- _Requirement_
Note how many lines in the material have "cases", and give only that figure.

==============================

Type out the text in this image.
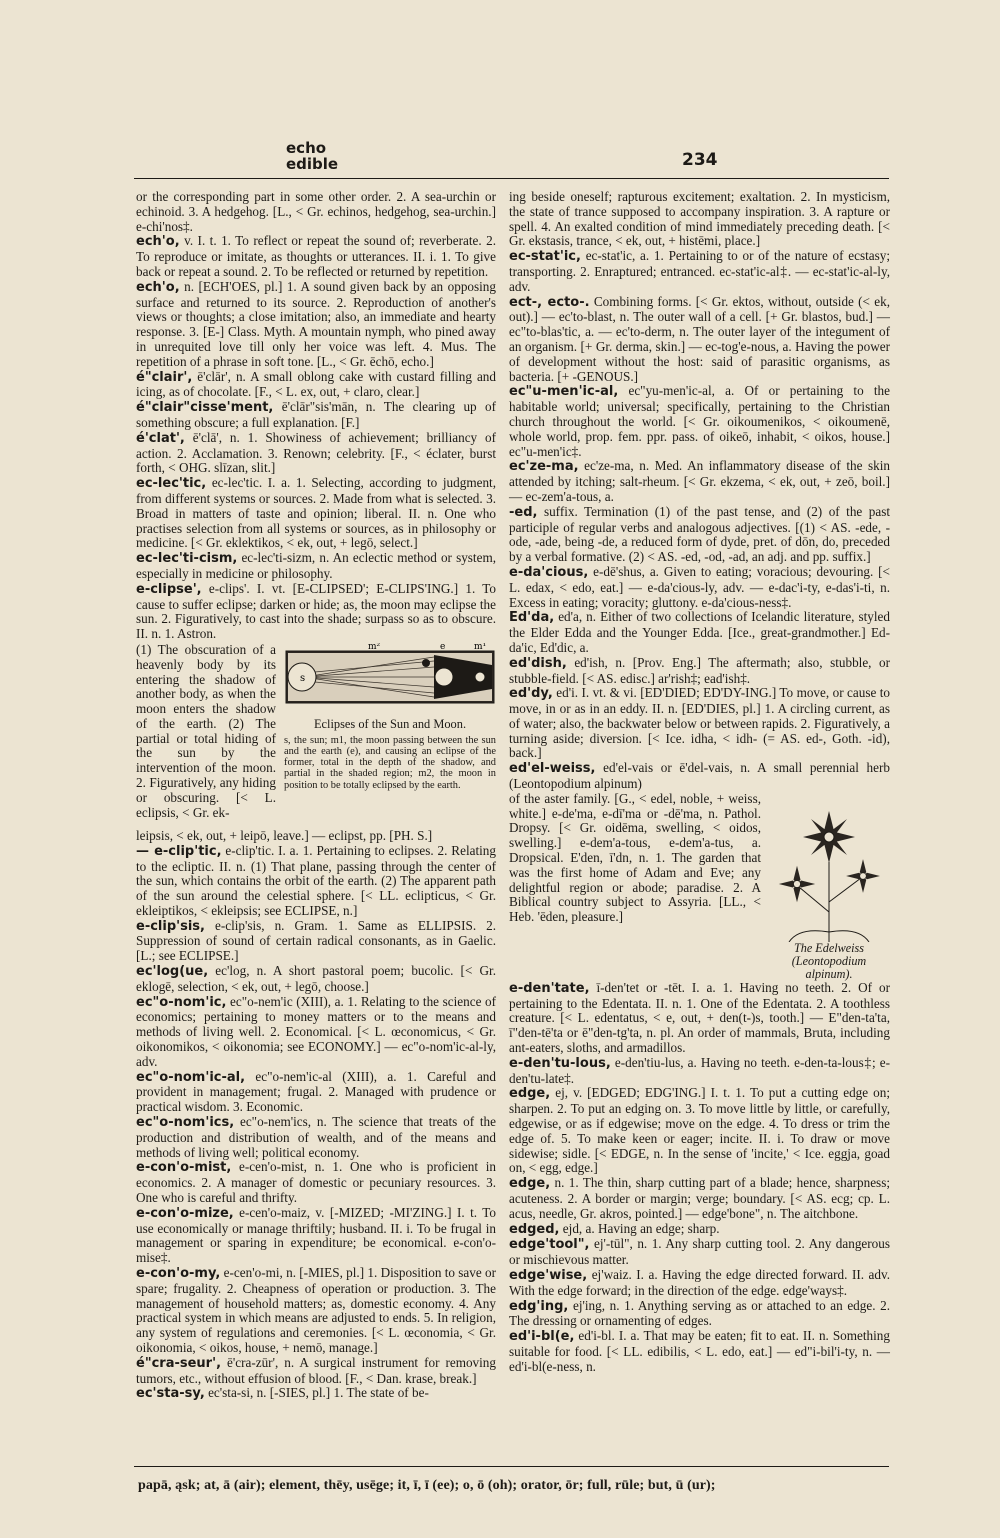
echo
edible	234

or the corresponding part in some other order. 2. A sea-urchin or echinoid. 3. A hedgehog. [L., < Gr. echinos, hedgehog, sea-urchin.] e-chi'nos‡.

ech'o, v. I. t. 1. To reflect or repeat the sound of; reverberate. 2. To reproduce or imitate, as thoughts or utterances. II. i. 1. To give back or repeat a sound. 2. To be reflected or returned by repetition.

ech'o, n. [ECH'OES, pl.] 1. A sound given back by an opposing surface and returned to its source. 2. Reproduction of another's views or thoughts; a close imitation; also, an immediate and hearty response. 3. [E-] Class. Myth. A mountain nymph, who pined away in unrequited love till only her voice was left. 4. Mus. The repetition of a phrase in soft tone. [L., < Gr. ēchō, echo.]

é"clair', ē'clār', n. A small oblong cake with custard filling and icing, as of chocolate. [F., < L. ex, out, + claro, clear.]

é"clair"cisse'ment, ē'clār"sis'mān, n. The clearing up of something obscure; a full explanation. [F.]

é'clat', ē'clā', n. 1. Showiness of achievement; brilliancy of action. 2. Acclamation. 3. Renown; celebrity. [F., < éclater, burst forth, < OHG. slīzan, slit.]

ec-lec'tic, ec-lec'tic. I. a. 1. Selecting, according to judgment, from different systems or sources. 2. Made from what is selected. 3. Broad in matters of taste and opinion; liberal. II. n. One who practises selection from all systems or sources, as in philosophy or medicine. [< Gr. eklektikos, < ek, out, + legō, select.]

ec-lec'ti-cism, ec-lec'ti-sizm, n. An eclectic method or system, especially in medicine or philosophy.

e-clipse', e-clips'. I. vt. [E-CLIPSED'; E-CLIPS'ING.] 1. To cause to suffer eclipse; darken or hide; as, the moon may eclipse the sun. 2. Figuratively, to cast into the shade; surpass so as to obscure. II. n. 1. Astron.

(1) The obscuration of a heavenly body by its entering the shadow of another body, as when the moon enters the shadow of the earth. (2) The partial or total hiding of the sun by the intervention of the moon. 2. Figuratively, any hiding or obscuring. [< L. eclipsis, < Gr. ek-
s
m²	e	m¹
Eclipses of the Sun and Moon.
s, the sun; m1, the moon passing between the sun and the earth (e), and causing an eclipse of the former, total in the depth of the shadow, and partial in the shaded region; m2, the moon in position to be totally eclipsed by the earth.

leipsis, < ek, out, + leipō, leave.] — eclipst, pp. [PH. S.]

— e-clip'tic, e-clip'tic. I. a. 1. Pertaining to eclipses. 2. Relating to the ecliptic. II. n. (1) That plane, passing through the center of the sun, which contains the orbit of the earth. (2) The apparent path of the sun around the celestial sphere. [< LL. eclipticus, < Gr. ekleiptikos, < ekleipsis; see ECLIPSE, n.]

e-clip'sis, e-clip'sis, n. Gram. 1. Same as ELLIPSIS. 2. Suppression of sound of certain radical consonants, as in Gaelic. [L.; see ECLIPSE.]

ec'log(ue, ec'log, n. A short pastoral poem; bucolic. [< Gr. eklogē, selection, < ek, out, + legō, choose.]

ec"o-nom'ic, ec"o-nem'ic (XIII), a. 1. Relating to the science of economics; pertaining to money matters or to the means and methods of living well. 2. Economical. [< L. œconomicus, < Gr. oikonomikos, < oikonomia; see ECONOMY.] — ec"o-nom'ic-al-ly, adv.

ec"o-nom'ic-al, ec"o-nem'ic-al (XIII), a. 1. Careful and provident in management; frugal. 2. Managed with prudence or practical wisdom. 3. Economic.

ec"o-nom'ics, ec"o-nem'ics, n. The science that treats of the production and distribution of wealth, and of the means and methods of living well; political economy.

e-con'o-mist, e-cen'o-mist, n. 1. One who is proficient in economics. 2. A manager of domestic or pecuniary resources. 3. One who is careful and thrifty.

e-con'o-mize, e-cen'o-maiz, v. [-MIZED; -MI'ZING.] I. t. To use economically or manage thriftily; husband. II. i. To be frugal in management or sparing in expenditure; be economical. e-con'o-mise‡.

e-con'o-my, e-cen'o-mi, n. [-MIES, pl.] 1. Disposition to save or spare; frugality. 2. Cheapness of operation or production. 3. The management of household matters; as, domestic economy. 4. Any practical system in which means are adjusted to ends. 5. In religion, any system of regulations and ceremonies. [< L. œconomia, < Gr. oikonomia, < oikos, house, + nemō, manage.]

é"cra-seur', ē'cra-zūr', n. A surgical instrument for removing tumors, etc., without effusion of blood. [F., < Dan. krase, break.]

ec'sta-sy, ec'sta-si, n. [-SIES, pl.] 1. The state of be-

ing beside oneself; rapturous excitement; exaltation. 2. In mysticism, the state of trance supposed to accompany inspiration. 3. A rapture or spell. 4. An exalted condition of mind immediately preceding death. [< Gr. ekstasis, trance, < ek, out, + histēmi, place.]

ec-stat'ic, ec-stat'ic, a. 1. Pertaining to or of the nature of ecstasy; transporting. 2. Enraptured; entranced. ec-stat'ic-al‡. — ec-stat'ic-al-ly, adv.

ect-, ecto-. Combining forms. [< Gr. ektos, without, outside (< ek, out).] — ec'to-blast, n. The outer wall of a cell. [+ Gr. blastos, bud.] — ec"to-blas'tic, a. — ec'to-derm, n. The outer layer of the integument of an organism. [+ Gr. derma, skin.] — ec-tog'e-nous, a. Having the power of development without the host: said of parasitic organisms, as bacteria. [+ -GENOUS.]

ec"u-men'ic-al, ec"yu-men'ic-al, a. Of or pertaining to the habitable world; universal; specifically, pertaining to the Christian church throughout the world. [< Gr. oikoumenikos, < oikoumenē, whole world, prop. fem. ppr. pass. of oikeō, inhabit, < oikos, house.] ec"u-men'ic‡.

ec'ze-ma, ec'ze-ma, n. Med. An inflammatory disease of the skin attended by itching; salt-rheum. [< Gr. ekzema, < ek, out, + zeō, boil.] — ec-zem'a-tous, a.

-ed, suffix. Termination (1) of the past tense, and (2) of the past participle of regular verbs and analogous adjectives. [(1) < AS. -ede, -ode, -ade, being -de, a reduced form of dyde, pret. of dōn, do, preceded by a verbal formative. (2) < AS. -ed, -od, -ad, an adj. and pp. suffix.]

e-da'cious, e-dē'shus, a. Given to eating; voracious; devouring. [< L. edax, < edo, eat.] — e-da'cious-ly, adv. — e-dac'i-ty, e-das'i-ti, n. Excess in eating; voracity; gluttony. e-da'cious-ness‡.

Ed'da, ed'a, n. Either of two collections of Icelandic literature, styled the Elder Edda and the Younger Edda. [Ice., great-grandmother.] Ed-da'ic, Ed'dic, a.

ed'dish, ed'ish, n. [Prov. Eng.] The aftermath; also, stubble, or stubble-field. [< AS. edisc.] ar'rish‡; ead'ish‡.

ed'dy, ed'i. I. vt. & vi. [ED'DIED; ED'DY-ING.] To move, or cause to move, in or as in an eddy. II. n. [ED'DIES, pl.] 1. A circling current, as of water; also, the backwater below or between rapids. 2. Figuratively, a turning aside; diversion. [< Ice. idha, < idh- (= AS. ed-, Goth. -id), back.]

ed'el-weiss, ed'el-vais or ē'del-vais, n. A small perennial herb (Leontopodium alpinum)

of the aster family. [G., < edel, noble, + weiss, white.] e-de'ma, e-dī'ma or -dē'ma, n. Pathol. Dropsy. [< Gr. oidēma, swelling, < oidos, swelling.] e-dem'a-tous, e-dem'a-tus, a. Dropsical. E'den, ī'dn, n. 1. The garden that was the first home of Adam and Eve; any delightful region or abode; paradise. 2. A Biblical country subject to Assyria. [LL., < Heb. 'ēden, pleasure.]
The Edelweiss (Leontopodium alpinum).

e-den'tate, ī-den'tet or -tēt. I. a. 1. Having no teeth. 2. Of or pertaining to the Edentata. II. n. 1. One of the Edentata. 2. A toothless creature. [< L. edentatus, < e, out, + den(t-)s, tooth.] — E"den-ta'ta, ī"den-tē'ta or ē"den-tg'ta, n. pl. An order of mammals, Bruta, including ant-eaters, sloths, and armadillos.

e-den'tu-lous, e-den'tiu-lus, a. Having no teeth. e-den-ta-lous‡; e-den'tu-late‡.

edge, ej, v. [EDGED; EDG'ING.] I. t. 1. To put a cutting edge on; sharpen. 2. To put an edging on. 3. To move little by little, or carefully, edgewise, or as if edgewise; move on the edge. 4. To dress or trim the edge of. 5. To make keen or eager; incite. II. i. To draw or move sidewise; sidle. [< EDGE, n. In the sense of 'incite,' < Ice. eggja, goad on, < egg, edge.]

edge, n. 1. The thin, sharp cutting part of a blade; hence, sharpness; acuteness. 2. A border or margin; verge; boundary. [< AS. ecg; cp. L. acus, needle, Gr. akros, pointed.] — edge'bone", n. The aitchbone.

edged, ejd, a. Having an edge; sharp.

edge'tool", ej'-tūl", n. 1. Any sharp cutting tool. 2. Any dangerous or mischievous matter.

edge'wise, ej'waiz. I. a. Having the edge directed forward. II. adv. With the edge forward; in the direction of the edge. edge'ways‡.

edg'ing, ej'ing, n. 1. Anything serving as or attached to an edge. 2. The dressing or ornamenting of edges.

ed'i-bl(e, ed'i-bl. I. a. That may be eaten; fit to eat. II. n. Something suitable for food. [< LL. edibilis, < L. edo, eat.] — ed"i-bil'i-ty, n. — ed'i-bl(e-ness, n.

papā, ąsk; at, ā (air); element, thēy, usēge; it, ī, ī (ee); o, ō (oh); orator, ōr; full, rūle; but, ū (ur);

==============================

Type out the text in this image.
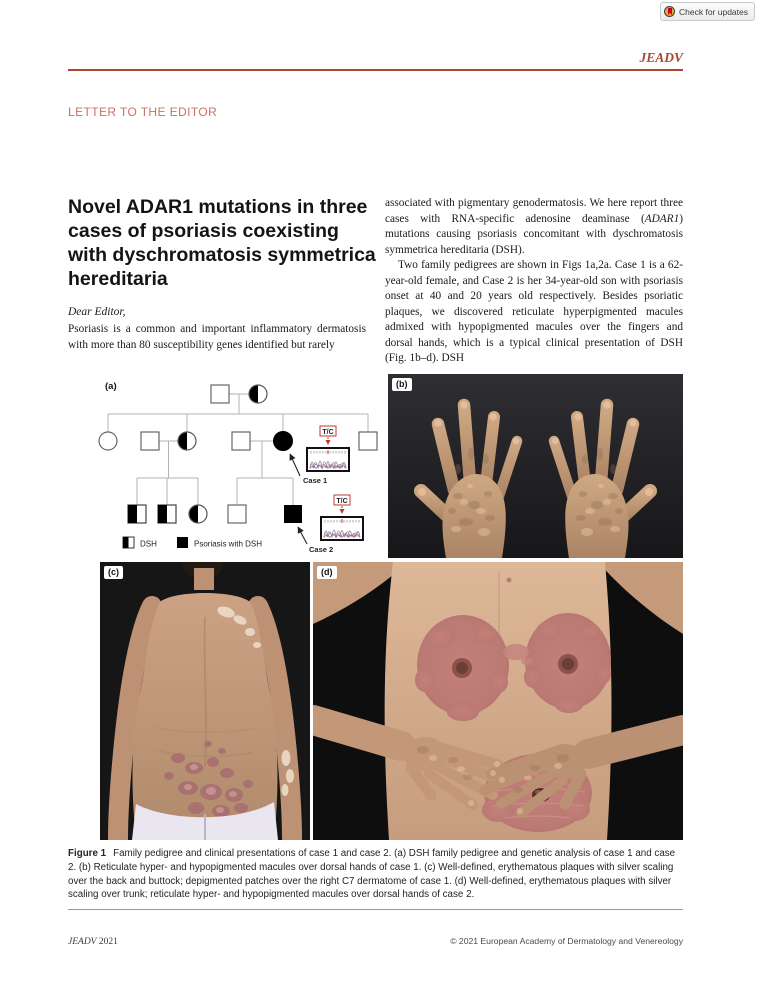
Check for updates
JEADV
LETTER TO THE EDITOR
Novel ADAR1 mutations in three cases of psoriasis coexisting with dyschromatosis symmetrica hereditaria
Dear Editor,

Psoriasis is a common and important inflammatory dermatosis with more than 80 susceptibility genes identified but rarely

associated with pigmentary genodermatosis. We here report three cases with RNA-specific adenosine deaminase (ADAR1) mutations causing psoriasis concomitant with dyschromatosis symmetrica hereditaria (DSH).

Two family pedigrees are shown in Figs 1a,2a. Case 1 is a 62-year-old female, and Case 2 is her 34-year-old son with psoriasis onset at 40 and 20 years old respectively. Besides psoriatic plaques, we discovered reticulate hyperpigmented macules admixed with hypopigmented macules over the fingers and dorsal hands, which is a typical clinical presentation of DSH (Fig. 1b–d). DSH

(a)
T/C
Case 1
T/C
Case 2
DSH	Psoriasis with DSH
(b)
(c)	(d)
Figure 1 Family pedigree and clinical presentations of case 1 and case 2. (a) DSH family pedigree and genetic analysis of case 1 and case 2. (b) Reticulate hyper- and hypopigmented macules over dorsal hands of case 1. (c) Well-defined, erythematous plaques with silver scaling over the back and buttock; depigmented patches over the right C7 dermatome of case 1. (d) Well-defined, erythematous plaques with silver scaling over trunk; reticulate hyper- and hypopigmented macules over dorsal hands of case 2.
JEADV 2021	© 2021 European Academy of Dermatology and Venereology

==============================

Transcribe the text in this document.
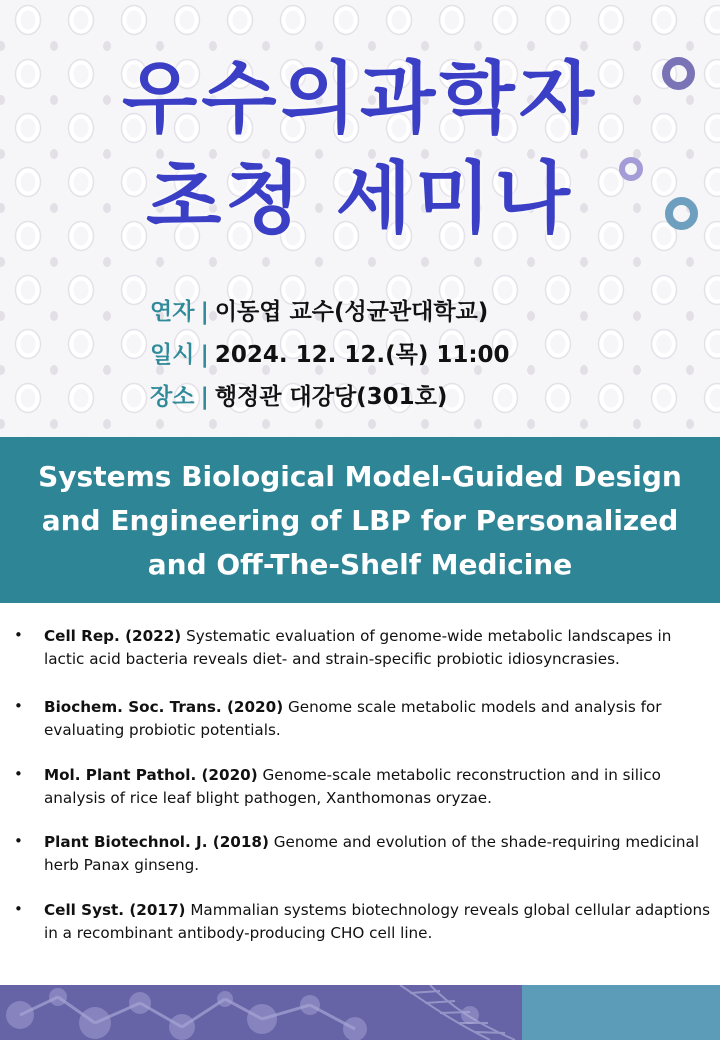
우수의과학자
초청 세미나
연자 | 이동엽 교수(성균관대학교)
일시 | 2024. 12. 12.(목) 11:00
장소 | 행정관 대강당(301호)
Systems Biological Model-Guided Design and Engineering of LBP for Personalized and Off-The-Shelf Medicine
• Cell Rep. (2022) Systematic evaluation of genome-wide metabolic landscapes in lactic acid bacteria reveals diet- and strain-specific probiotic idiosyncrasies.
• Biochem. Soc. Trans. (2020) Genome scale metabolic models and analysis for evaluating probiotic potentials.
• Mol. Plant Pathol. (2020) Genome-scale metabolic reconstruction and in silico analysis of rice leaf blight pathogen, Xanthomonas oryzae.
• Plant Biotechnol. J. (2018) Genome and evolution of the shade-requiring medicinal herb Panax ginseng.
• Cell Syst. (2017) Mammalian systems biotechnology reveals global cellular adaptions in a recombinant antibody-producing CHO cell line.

==============================

- _Completed exercise_
2